___ Listed records ___

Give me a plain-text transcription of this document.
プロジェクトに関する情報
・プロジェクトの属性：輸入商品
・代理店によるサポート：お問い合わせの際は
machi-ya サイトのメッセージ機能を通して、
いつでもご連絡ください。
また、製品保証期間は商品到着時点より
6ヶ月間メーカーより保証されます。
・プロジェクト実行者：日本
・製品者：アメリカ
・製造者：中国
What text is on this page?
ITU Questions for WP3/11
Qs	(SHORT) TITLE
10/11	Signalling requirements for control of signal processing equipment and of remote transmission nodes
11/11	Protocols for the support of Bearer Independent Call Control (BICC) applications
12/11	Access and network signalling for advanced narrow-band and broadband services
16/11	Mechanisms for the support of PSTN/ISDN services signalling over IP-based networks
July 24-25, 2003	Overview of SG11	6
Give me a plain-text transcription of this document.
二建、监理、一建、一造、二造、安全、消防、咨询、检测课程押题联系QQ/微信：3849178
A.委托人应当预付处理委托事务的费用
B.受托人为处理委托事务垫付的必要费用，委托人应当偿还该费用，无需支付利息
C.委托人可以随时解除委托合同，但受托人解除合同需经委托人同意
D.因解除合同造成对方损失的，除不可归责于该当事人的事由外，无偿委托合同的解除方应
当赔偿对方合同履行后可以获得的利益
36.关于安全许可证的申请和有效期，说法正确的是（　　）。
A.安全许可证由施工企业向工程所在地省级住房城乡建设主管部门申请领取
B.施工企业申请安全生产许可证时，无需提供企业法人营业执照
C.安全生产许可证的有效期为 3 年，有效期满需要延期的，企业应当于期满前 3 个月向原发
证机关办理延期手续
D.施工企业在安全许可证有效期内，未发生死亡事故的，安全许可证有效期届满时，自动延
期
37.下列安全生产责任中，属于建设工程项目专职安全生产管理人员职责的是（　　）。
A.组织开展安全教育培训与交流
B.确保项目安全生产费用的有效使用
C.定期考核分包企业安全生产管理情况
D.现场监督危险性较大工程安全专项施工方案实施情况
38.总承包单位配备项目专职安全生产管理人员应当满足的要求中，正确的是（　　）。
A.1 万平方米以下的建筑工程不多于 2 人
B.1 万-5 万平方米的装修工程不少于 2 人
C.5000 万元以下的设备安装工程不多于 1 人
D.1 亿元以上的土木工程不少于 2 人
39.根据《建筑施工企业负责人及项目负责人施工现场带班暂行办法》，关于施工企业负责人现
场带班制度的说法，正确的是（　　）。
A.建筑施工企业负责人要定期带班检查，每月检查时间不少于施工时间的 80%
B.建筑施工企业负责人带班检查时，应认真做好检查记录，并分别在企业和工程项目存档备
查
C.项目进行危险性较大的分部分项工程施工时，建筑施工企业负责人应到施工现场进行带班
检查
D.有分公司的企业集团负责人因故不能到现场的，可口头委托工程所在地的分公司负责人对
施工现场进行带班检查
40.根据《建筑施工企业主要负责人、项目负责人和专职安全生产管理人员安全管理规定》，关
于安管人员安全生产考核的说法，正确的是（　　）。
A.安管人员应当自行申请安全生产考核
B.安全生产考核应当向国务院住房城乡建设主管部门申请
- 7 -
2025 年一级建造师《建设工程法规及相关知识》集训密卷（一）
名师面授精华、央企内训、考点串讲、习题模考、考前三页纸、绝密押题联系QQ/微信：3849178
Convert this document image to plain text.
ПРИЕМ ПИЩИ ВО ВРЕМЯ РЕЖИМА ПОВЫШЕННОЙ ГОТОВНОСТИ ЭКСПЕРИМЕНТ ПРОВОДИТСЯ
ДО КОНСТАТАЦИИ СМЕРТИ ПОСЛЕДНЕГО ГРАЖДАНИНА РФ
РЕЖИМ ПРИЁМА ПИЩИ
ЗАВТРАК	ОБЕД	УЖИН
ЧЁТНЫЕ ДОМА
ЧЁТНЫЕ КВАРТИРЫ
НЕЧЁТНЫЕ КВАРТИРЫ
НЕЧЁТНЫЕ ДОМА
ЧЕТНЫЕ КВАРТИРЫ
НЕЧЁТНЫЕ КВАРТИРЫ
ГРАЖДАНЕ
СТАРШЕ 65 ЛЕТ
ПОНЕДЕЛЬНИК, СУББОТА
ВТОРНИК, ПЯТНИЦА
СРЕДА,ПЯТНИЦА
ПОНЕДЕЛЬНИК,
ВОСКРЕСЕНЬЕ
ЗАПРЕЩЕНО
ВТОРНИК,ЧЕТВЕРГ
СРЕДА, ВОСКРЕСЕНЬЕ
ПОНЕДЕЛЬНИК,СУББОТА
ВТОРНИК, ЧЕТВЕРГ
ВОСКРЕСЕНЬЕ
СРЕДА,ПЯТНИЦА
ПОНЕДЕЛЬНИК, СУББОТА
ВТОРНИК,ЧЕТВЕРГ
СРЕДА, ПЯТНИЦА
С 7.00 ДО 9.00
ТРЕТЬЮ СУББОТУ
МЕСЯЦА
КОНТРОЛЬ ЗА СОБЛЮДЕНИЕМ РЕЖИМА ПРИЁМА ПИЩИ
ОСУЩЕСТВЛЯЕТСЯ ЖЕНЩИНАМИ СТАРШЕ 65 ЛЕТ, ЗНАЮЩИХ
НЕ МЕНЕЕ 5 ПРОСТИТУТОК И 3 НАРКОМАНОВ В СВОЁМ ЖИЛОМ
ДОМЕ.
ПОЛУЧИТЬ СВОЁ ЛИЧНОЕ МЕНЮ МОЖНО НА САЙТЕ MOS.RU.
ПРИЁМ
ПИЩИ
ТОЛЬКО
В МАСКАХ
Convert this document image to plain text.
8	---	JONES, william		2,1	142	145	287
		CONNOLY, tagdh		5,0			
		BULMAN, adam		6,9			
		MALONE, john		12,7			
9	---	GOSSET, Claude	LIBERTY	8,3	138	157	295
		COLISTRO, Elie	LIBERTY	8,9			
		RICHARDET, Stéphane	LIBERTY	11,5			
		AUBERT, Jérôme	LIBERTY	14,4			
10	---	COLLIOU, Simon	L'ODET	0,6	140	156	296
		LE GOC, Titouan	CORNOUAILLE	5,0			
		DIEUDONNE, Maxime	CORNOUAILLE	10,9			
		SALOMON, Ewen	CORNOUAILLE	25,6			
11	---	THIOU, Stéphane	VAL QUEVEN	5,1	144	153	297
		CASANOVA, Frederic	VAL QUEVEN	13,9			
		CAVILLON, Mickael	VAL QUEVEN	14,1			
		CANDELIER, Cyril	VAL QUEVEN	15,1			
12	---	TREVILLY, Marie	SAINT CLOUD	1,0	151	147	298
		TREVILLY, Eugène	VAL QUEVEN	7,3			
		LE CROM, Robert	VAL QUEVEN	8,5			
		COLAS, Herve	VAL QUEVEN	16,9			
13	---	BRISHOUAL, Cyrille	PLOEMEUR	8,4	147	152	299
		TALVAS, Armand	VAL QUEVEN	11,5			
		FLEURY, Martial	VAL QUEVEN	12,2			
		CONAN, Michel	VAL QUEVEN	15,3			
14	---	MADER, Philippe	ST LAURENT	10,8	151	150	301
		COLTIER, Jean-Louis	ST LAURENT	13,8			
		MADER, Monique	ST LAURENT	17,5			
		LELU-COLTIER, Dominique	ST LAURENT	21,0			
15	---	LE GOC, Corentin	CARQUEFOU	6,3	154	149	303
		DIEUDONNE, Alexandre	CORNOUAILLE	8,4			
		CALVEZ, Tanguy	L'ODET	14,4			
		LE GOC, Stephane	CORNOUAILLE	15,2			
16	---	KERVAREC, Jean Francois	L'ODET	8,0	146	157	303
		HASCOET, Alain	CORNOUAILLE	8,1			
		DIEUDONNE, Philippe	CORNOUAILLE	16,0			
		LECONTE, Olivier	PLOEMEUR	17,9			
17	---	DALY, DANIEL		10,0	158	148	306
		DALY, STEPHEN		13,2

___

## Set exercise
Repeat all of the records above exactly as they appear.

## Exercise solution
Give me a plain-text transcription of this document.
プロジェクトに関する情報
・プロジェクトの属性：輸入商品
・代理店によるサポート：お問い合わせの際は
machi-ya サイトのメッセージ機能を通して、
いつでもご連絡ください。
また、製品保証期間は商品到着時点より
6ヶ月間メーカーより保証されます。
・プロジェクト実行者：日本
・製品者：アメリカ
・製造者：中国
What text is on this page?
ITU Questions for WP3/11
Qs	(SHORT) TITLE
10/11	Signalling requirements for control of signal processing equipment and of remote transmission nodes
11/11	Protocols for the support of Bearer Independent Call Control (BICC) applications
12/11	Access and network signalling for advanced narrow-band and broadband services
16/11	Mechanisms for the support of PSTN/ISDN services signalling over IP-based networks
July 24-25, 2003	Overview of SG11	6
Give me a plain-text transcription of this document.
二建、监理、一建、一造、二造、安全、消防、咨询、检测课程押题联系QQ/微信：3849178
A.委托人应当预付处理委托事务的费用
B.受托人为处理委托事务垫付的必要费用，委托人应当偿还该费用，无需支付利息
C.委托人可以随时解除委托合同，但受托人解除合同需经委托人同意
D.因解除合同造成对方损失的，除不可归责于该当事人的事由外，无偿委托合同的解除方应
当赔偿对方合同履行后可以获得的利益
36.关于安全许可证的申请和有效期，说法正确的是（　　）。
A.安全许可证由施工企业向工程所在地省级住房城乡建设主管部门申请领取
B.施工企业申请安全生产许可证时，无需提供企业法人营业执照
C.安全生产许可证的有效期为 3 年，有效期满需要延期的，企业应当于期满前 3 个月向原发
证机关办理延期手续
D.施工企业在安全许可证有效期内，未发生死亡事故的，安全许可证有效期届满时，自动延
期
37.下列安全生产责任中，属于建设工程项目专职安全生产管理人员职责的是（　　）。
A.组织开展安全教育培训与交流
B.确保项目安全生产费用的有效使用
C.定期考核分包企业安全生产管理情况
D.现场监督危险性较大工程安全专项施工方案实施情况
38.总承包单位配备项目专职安全生产管理人员应当满足的要求中，正确的是（　　）。
A.1 万平方米以下的建筑工程不多于 2 人
B.1 万-5 万平方米的装修工程不少于 2 人
C.5000 万元以下的设备安装工程不多于 1 人
D.1 亿元以上的土木工程不少于 2 人
39.根据《建筑施工企业负责人及项目负责人施工现场带班暂行办法》，关于施工企业负责人现
场带班制度的说法，正确的是（　　）。
A.建筑施工企业负责人要定期带班检查，每月检查时间不少于施工时间的 80%
B.建筑施工企业负责人带班检查时，应认真做好检查记录，并分别在企业和工程项目存档备
查
C.项目进行危险性较大的分部分项工程施工时，建筑施工企业负责人应到施工现场进行带班
检查
D.有分公司的企业集团负责人因故不能到现场的，可口头委托工程所在地的分公司负责人对
施工现场进行带班检查
40.根据《建筑施工企业主要负责人、项目负责人和专职安全生产管理人员安全管理规定》，关
于安管人员安全生产考核的说法，正确的是（　　）。
A.安管人员应当自行申请安全生产考核
B.安全生产考核应当向国务院住房城乡建设主管部门申请
- 7 -
2025 年一级建造师《建设工程法规及相关知识》集训密卷（一）
名师面授精华、央企内训、考点串讲、习题模考、考前三页纸、绝密押题联系QQ/微信：3849178
Convert this document image to plain text.
ПРИЕМ ПИЩИ ВО ВРЕМЯ РЕЖИМА ПОВЫШЕННОЙ ГОТОВНОСТИ ЭКСПЕРИМЕНТ ПРОВОДИТСЯ
ДО КОНСТАТАЦИИ СМЕРТИ ПОСЛЕДНЕГО ГРАЖДАНИНА РФ
РЕЖИМ ПРИЁМА ПИЩИ
ЗАВТРАК	ОБЕД	УЖИН
ЧЁТНЫЕ ДОМА
ЧЁТНЫЕ КВАРТИРЫ
НЕЧЁТНЫЕ КВАРТИРЫ
НЕЧЁТНЫЕ ДОМА
ЧЕТНЫЕ КВАРТИРЫ
НЕЧЁТНЫЕ КВАРТИРЫ
ГРАЖДАНЕ
СТАРШЕ 65 ЛЕТ
ПОНЕДЕЛЬНИК, СУББОТА
ВТОРНИК, ПЯТНИЦА
СРЕДА,ПЯТНИЦА
ПОНЕДЕЛЬНИК,
ВОСКРЕСЕНЬЕ
ЗАПРЕЩЕНО
ВТОРНИК,ЧЕТВЕРГ
СРЕДА, ВОСКРЕСЕНЬЕ
ПОНЕДЕЛЬНИК,СУББОТА
ВТОРНИК, ЧЕТВЕРГ
ВОСКРЕСЕНЬЕ
СРЕДА,ПЯТНИЦА
ПОНЕДЕЛЬНИК, СУББОТА
ВТОРНИК,ЧЕТВЕРГ
СРЕДА, ПЯТНИЦА
С 7.00 ДО 9.00
ТРЕТЬЮ СУББОТУ
МЕСЯЦА
КОНТРОЛЬ ЗА СОБЛЮДЕНИЕМ РЕЖИМА ПРИЁМА ПИЩИ
ОСУЩЕСТВЛЯЕТСЯ ЖЕНЩИНАМИ СТАРШЕ 65 ЛЕТ, ЗНАЮЩИХ
НЕ МЕНЕЕ 5 ПРОСТИТУТОК И 3 НАРКОМАНОВ В СВОЁМ ЖИЛОМ
ДОМЕ.
ПОЛУЧИТЬ СВОЁ ЛИЧНОЕ МЕНЮ МОЖНО НА САЙТЕ MOS.RU.
ПРИЁМ
ПИЩИ
ТОЛЬКО
В МАСКАХ
Convert this document image to plain text.
8	---	JONES, william		2,1	142	145	287
		CONNOLY, tagdh		5,0			
		BULMAN, adam		6,9			
		MALONE, john		12,7			
9	---	GOSSET, Claude	LIBERTY	8,3	138	157	295
		COLISTRO, Elie	LIBERTY	8,9			
		RICHARDET, Stéphane	LIBERTY	11,5			
		AUBERT, Jérôme	LIBERTY	14,4			
10	---	COLLIOU, Simon	L'ODET	0,6	140	156	296
		LE GOC, Titouan	CORNOUAILLE	5,0			
		DIEUDONNE, Maxime	CORNOUAILLE	10,9			
		SALOMON, Ewen	CORNOUAILLE	25,6			
11	---	THIOU, Stéphane	VAL QUEVEN	5,1	144	153	297
		CASANOVA, Frederic	VAL QUEVEN	13,9			
		CAVILLON, Mickael	VAL QUEVEN	14,1			
		CANDELIER, Cyril	VAL QUEVEN	15,1			
12	---	TREVILLY, Marie	SAINT CLOUD	1,0	151	147	298
		TREVILLY, Eugène	VAL QUEVEN	7,3			
		LE CROM, Robert	VAL QUEVEN	8,5			
		COLAS, Herve	VAL QUEVEN	16,9			
13	---	BRISHOUAL, Cyrille	PLOEMEUR	8,4	147	152	299
		TALVAS, Armand	VAL QUEVEN	11,5			
		FLEURY, Martial	VAL QUEVEN	12,2			
		CONAN, Michel	VAL QUEVEN	15,3			
14	---	MADER, Philippe	ST LAURENT	10,8	151	150	301
		COLTIER, Jean-Louis	ST LAURENT	13,8			
		MADER, Monique	ST LAURENT	17,5			
		LELU-COLTIER, Dominique	ST LAURENT	21,0			
15	---	LE GOC, Corentin	CARQUEFOU	6,3	154	149	303
		DIEUDONNE, Alexandre	CORNOUAILLE	8,4			
		CALVEZ, Tanguy	L'ODET	14,4			
		LE GOC, Stephane	CORNOUAILLE	15,2			
16	---	KERVAREC, Jean Francois	L'ODET	8,0	146	157	303
		HASCOET, Alain	CORNOUAILLE	8,1			
		DIEUDONNE, Philippe	CORNOUAILLE	16,0			
		LECONTE, Olivier	PLOEMEUR	17,9			
17	---	DALY, DANIEL		10,0	158	148	306
		DALY, STEPHEN		13,2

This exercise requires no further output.